Directive.
Check every line for the word "JSON" and give the number of lines where it occurs, nothing else.

[Extracted data entries]
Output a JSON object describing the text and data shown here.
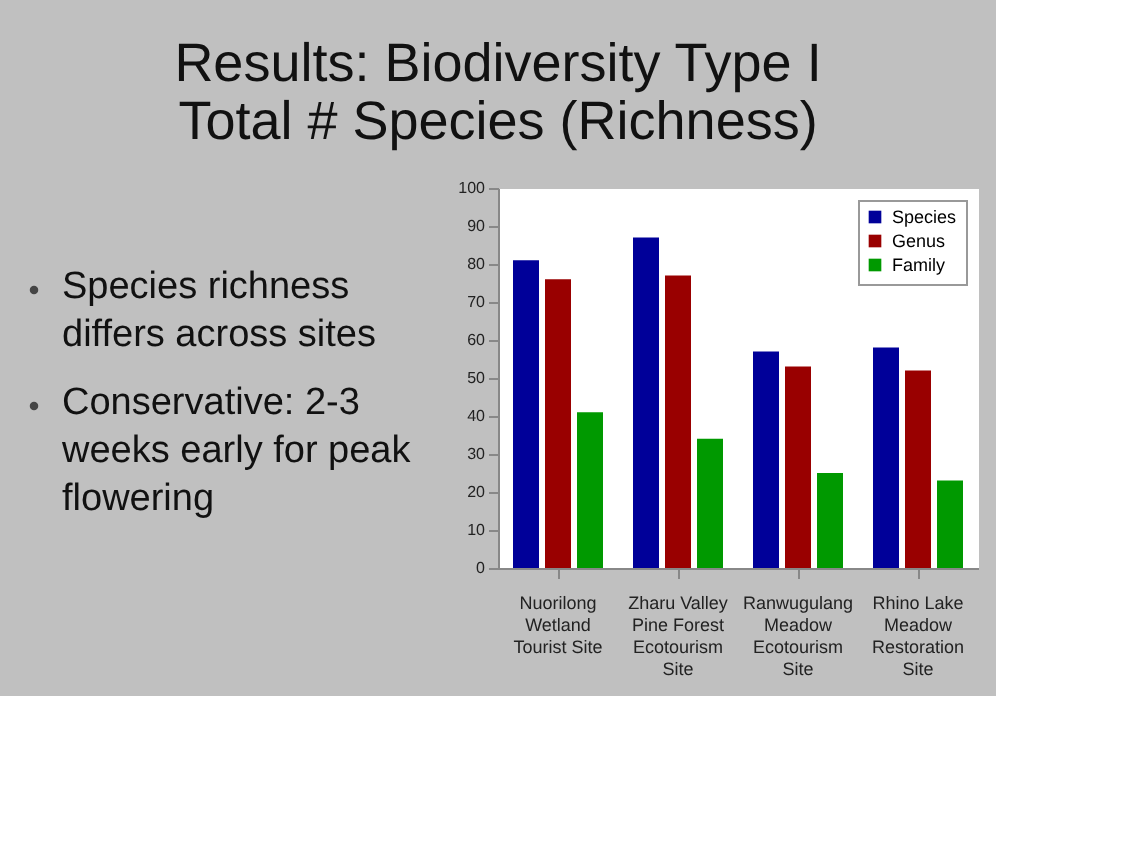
{
  "chart_data": {
    "type": "bar",
    "title": [
      "Results: Biodiversity Type I",
      "Total # Species (Richness)"
    ],
    "annotations": [
      "Species richness differs across sites",
      "Conservative: 2-3 weeks early for peak flowering"
    ],
    "categories": [
      "Nuorilong Wetland Tourist Site",
      "Zharu Valley Pine Forest Ecotourism Site",
      "Ranwugulang Meadow Ecotourism Site",
      "Rhino Lake Meadow Restoration Site"
    ],
    "series": [
      {
        "name": "Species",
        "color": "#000099",
        "values": [
          81,
          87,
          57,
          58
        ]
      },
      {
        "name": "Genus",
        "color": "#990000",
        "values": [
          76,
          77,
          53,
          52
        ]
      },
      {
        "name": "Family",
        "color": "#009900",
        "values": [
          41,
          34,
          25,
          23
        ]
      }
    ],
    "ylim": [
      0,
      100
    ],
    "yticks": [
      0,
      10,
      20,
      30,
      40,
      50,
      60,
      70,
      80,
      90,
      100
    ],
    "grid": false,
    "legend": "top right"
  }
}
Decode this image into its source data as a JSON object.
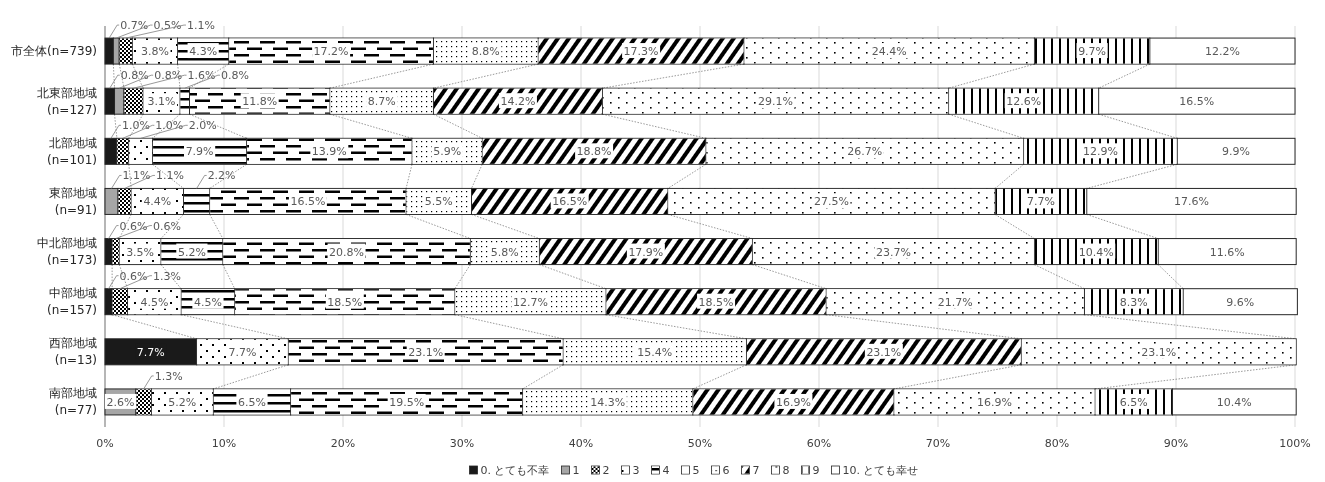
{
  "chart_data": {
    "type": "bar",
    "orientation": "horizontal",
    "stacked": true,
    "grid": "x",
    "legend": "bottom",
    "categories": [
      "市全体(n=739)",
      "北東部地域\n(n=127)",
      "北部地域\n(n=101)",
      "東部地域\n(n=91)",
      "中北部地域\n(n=173)",
      "中部地域\n(n=157)",
      "西部地域\n(n=13)",
      "南部地域\n(n=77)"
    ],
    "xlim": [
      0,
      100
    ],
    "xticks": [
      {
        "value": 0,
        "label": "0%"
      },
      {
        "value": 10,
        "label": "10%"
      },
      {
        "value": 20,
        "label": "20%"
      },
      {
        "value": 30,
        "label": "30%"
      },
      {
        "value": 40,
        "label": "40%"
      },
      {
        "value": 50,
        "label": "50%"
      },
      {
        "value": 60,
        "label": "60%"
      },
      {
        "value": 70,
        "label": "70%"
      },
      {
        "value": 80,
        "label": "80%"
      },
      {
        "value": 90,
        "label": "90%"
      },
      {
        "value": 100,
        "label": "100%"
      }
    ],
    "series": [
      {
        "name": "0. とても不幸",
        "color": "#1a1a1a",
        "values": [
          0.7,
          0.8,
          1.0,
          0,
          0.6,
          0.6,
          7.7,
          0
        ],
        "value_labels": [
          "0.7%",
          "0.8%",
          "1.0%",
          null,
          "0.6%",
          "0.6%",
          "7.7%",
          null
        ]
      },
      {
        "name": "1",
        "color": "#a6a6a6",
        "values": [
          0.5,
          0.8,
          0,
          1.1,
          0,
          0,
          0,
          2.6
        ],
        "value_labels": [
          "0.5%",
          "0.8%",
          null,
          "1.1%",
          null,
          null,
          null,
          "2.6%"
        ]
      },
      {
        "name": "2",
        "color": "#ffffff",
        "values": [
          1.1,
          1.6,
          1.0,
          1.1,
          0.6,
          1.3,
          0,
          1.3
        ],
        "value_labels": [
          "1.1%",
          "1.6%",
          "1.0%",
          "1.1%",
          "0.6%",
          "1.3%",
          null,
          "1.3%"
        ]
      },
      {
        "name": "3",
        "color": "#ffffff",
        "values": [
          3.8,
          3.1,
          2.0,
          4.4,
          3.5,
          4.5,
          7.7,
          5.2
        ],
        "value_labels": [
          "3.8%",
          "3.1%",
          "2.0%",
          "4.4%",
          "3.5%",
          "4.5%",
          "7.7%",
          "5.2%"
        ]
      },
      {
        "name": "4",
        "color": "#ffffff",
        "values": [
          4.3,
          0.8,
          7.9,
          2.2,
          5.2,
          4.5,
          0,
          6.5
        ],
        "value_labels": [
          "4.3%",
          "0.8%",
          "7.9%",
          "2.2%",
          "5.2%",
          "4.5%",
          null,
          "6.5%"
        ]
      },
      {
        "name": "5",
        "color": "#ffffff",
        "values": [
          17.2,
          11.8,
          13.9,
          16.5,
          20.8,
          18.5,
          23.1,
          19.5
        ],
        "value_labels": [
          "17.2%",
          "11.8%",
          "13.9%",
          "16.5%",
          "20.8%",
          "18.5%",
          "23.1%",
          "19.5%"
        ]
      },
      {
        "name": "6",
        "color": "#ffffff",
        "values": [
          8.8,
          8.7,
          5.9,
          5.5,
          5.8,
          12.7,
          15.4,
          14.3
        ],
        "value_labels": [
          "8.8%",
          "8.7%",
          "5.9%",
          "5.5%",
          "5.8%",
          "12.7%",
          "15.4%",
          "14.3%"
        ]
      },
      {
        "name": "7",
        "color": "#ffffff",
        "values": [
          17.3,
          14.2,
          18.8,
          16.5,
          17.9,
          18.5,
          23.1,
          16.9
        ],
        "value_labels": [
          "17.3%",
          "14.2%",
          "18.8%",
          "16.5%",
          "17.9%",
          "18.5%",
          "23.1%",
          "16.9%"
        ]
      },
      {
        "name": "8",
        "color": "#ffffff",
        "values": [
          24.4,
          29.1,
          26.7,
          27.5,
          23.7,
          21.7,
          23.1,
          16.9
        ],
        "value_labels": [
          "24.4%",
          "29.1%",
          "26.7%",
          "27.5%",
          "23.7%",
          "21.7%",
          "23.1%",
          "16.9%"
        ]
      },
      {
        "name": "9",
        "color": "#ffffff",
        "values": [
          9.7,
          12.6,
          12.9,
          7.7,
          10.4,
          8.3,
          0,
          6.5
        ],
        "value_labels": [
          "9.7%",
          "12.6%",
          "12.9%",
          "7.7%",
          "10.4%",
          "8.3%",
          null,
          "6.5%"
        ]
      },
      {
        "name": "10. とても幸せ",
        "color": "#ffffff",
        "values": [
          12.2,
          16.5,
          9.9,
          17.6,
          11.6,
          9.6,
          0,
          10.4
        ],
        "value_labels": [
          "12.2%",
          "16.5%",
          "9.9%",
          "17.6%",
          "11.6%",
          "9.6%",
          null,
          "10.4%"
        ]
      }
    ]
  }
}
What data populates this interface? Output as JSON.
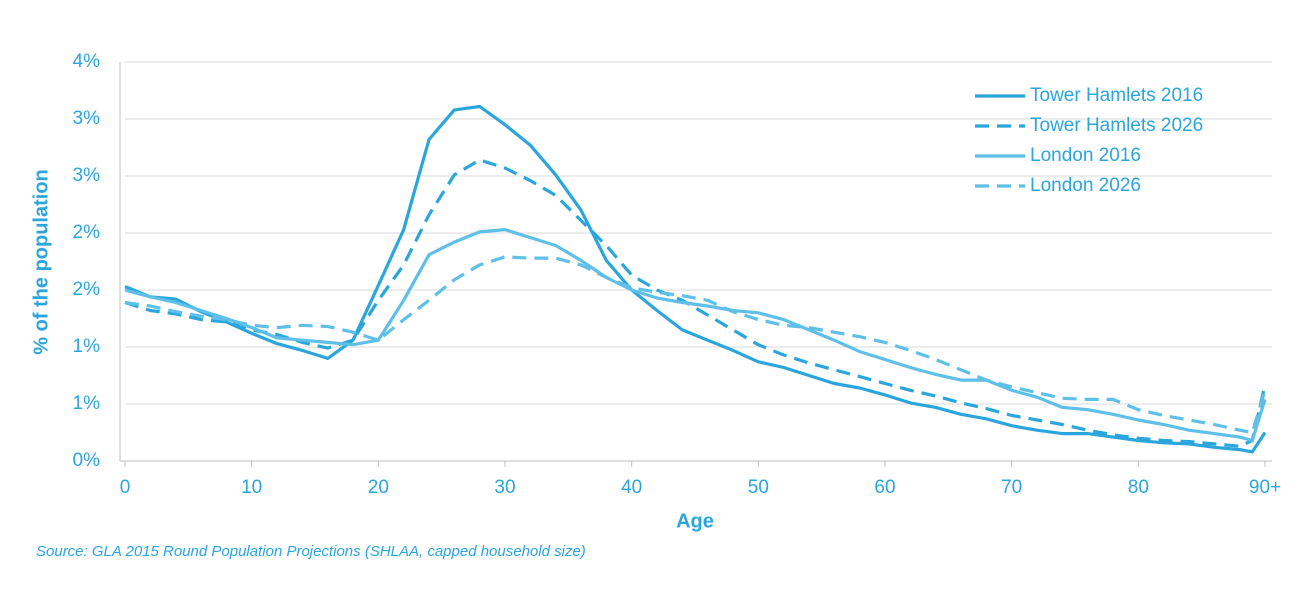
{
  "chart_data": {
    "type": "line",
    "x_label": "Age",
    "y_label": "% of the population",
    "source": "Source: GLA 2015 Round Population Projections (SHLAA, capped household size)",
    "x": [
      0,
      2,
      4,
      6,
      8,
      10,
      12,
      14,
      16,
      18,
      20,
      22,
      24,
      26,
      28,
      30,
      32,
      34,
      36,
      38,
      40,
      42,
      44,
      46,
      48,
      50,
      52,
      54,
      56,
      58,
      60,
      62,
      64,
      66,
      68,
      70,
      72,
      74,
      76,
      78,
      80,
      82,
      84,
      86,
      88,
      89,
      90
    ],
    "xlim": [
      0,
      90
    ],
    "xticks": [
      0,
      10,
      20,
      30,
      40,
      50,
      60,
      70,
      80,
      {
        "value": 90,
        "label": "90+"
      }
    ],
    "ylim": [
      0,
      3.5
    ],
    "yticks": [
      {
        "value": 0,
        "label": "0%"
      },
      {
        "value": 0.5,
        "label": "1%"
      },
      {
        "value": 1,
        "label": "1%"
      },
      {
        "value": 1.5,
        "label": "2%"
      },
      {
        "value": 2,
        "label": "2%"
      },
      {
        "value": 2.5,
        "label": "3%"
      },
      {
        "value": 3,
        "label": "3%"
      },
      {
        "value": 3.5,
        "label": "4%"
      }
    ],
    "grid": true,
    "legend": "upper right",
    "series": [
      {
        "name": "Tower Hamlets 2016",
        "color": "#2aa6dc",
        "dashed": false,
        "values": [
          1.53,
          1.44,
          1.42,
          1.31,
          1.22,
          1.12,
          1.03,
          0.97,
          0.9,
          1.06,
          1.54,
          2.03,
          2.82,
          3.08,
          3.11,
          2.95,
          2.77,
          2.51,
          2.2,
          1.76,
          1.5,
          1.32,
          1.15,
          1.06,
          0.97,
          0.87,
          0.82,
          0.75,
          0.68,
          0.64,
          0.58,
          0.51,
          0.47,
          0.41,
          0.37,
          0.31,
          0.27,
          0.24,
          0.24,
          0.21,
          0.18,
          0.16,
          0.15,
          0.12,
          0.1,
          0.08,
          0.25
        ]
      },
      {
        "name": "Tower Hamlets 2026",
        "color": "#2aa6dc",
        "dashed": true,
        "values": [
          1.39,
          1.32,
          1.29,
          1.24,
          1.22,
          1.15,
          1.11,
          1.04,
          0.99,
          1.06,
          1.41,
          1.72,
          2.16,
          2.51,
          2.64,
          2.57,
          2.46,
          2.33,
          2.11,
          1.89,
          1.63,
          1.5,
          1.41,
          1.28,
          1.15,
          1.02,
          0.93,
          0.86,
          0.8,
          0.74,
          0.68,
          0.62,
          0.57,
          0.51,
          0.46,
          0.4,
          0.36,
          0.32,
          0.27,
          0.23,
          0.2,
          0.18,
          0.17,
          0.15,
          0.13,
          0.18,
          0.67
        ]
      },
      {
        "name": "London 2016",
        "color": "#5ec0e8",
        "dashed": false,
        "values": [
          1.5,
          1.44,
          1.39,
          1.32,
          1.25,
          1.17,
          1.08,
          1.06,
          1.04,
          1.02,
          1.06,
          1.41,
          1.81,
          1.92,
          2.01,
          2.03,
          1.96,
          1.89,
          1.76,
          1.61,
          1.5,
          1.43,
          1.39,
          1.36,
          1.32,
          1.3,
          1.24,
          1.15,
          1.06,
          0.96,
          0.89,
          0.82,
          0.76,
          0.71,
          0.71,
          0.62,
          0.56,
          0.47,
          0.45,
          0.41,
          0.36,
          0.32,
          0.27,
          0.24,
          0.21,
          0.18,
          0.54
        ]
      },
      {
        "name": "London 2026",
        "color": "#5ec0e8",
        "dashed": true,
        "values": [
          1.39,
          1.36,
          1.31,
          1.27,
          1.24,
          1.19,
          1.17,
          1.19,
          1.18,
          1.13,
          1.06,
          1.24,
          1.41,
          1.59,
          1.72,
          1.79,
          1.78,
          1.78,
          1.72,
          1.61,
          1.52,
          1.48,
          1.45,
          1.41,
          1.31,
          1.24,
          1.19,
          1.17,
          1.13,
          1.09,
          1.04,
          0.97,
          0.89,
          0.8,
          0.71,
          0.65,
          0.6,
          0.55,
          0.54,
          0.54,
          0.45,
          0.4,
          0.36,
          0.32,
          0.27,
          0.25,
          0.62
        ]
      }
    ]
  }
}
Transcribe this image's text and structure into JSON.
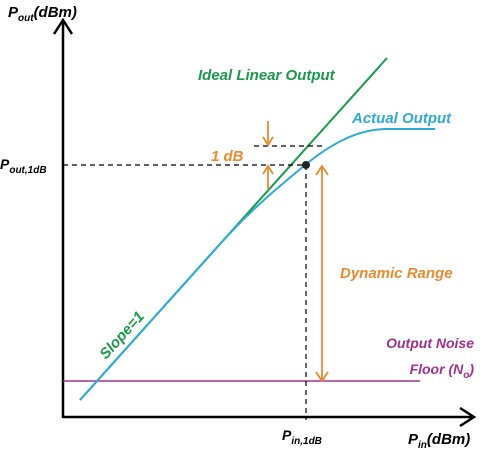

Result of this task.
4